Records excerpted from a collection
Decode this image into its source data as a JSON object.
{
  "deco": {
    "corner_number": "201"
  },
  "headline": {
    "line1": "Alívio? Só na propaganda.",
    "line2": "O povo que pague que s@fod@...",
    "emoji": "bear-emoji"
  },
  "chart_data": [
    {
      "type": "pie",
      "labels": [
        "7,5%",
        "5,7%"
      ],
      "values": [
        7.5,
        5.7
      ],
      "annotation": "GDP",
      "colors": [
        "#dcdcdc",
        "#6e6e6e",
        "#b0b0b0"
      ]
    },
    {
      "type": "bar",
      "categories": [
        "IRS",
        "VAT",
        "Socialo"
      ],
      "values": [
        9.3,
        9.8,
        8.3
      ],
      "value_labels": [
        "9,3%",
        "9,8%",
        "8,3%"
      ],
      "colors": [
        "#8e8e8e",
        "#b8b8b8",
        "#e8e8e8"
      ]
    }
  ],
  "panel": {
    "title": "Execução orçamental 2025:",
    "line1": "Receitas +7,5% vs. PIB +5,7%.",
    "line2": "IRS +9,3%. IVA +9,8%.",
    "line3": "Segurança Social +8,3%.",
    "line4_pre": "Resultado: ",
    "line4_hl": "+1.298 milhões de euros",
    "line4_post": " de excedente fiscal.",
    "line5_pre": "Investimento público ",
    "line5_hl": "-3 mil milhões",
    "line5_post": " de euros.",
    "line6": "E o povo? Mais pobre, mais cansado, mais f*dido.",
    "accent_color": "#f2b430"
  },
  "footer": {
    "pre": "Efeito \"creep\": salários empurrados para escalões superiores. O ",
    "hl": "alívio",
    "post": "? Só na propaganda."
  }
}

WORK TO DO:
Using the data above, repeat every line exactly.

WRITTEN RESPONSE:
Decode this image into its source data as a JSON object.
{
  "deco": {
    "corner_number": "201"
  },
  "headline": {
    "line1": "Alívio? Só na propaganda.",
    "line2": "O povo que pague que s@fod@...",
    "emoji": "bear-emoji"
  },
  "chart_data": [
    {
      "type": "pie",
      "labels": [
        "7,5%",
        "5,7%"
      ],
      "values": [
        7.5,
        5.7
      ],
      "annotation": "GDP",
      "colors": [
        "#dcdcdc",
        "#6e6e6e",
        "#b0b0b0"
      ]
    },
    {
      "type": "bar",
      "categories": [
        "IRS",
        "VAT",
        "Socialo"
      ],
      "values": [
        9.3,
        9.8,
        8.3
      ],
      "value_labels": [
        "9,3%",
        "9,8%",
        "8,3%"
      ],
      "colors": [
        "#8e8e8e",
        "#b8b8b8",
        "#e8e8e8"
      ]
    }
  ],
  "panel": {
    "title": "Execução orçamental 2025:",
    "line1": "Receitas +7,5% vs. PIB +5,7%.",
    "line2": "IRS +9,3%. IVA +9,8%.",
    "line3": "Segurança Social +8,3%.",
    "line4_pre": "Resultado: ",
    "line4_hl": "+1.298 milhões de euros",
    "line4_post": " de excedente fiscal.",
    "line5_pre": "Investimento público ",
    "line5_hl": "-3 mil milhões",
    "line5_post": " de euros.",
    "line6": "E o povo? Mais pobre, mais cansado, mais f*dido.",
    "accent_color": "#f2b430"
  },
  "footer": {
    "pre": "Efeito \"creep\": salários empurrados para escalões superiores. O ",
    "hl": "alívio",
    "post": "? Só na propaganda."
  }
}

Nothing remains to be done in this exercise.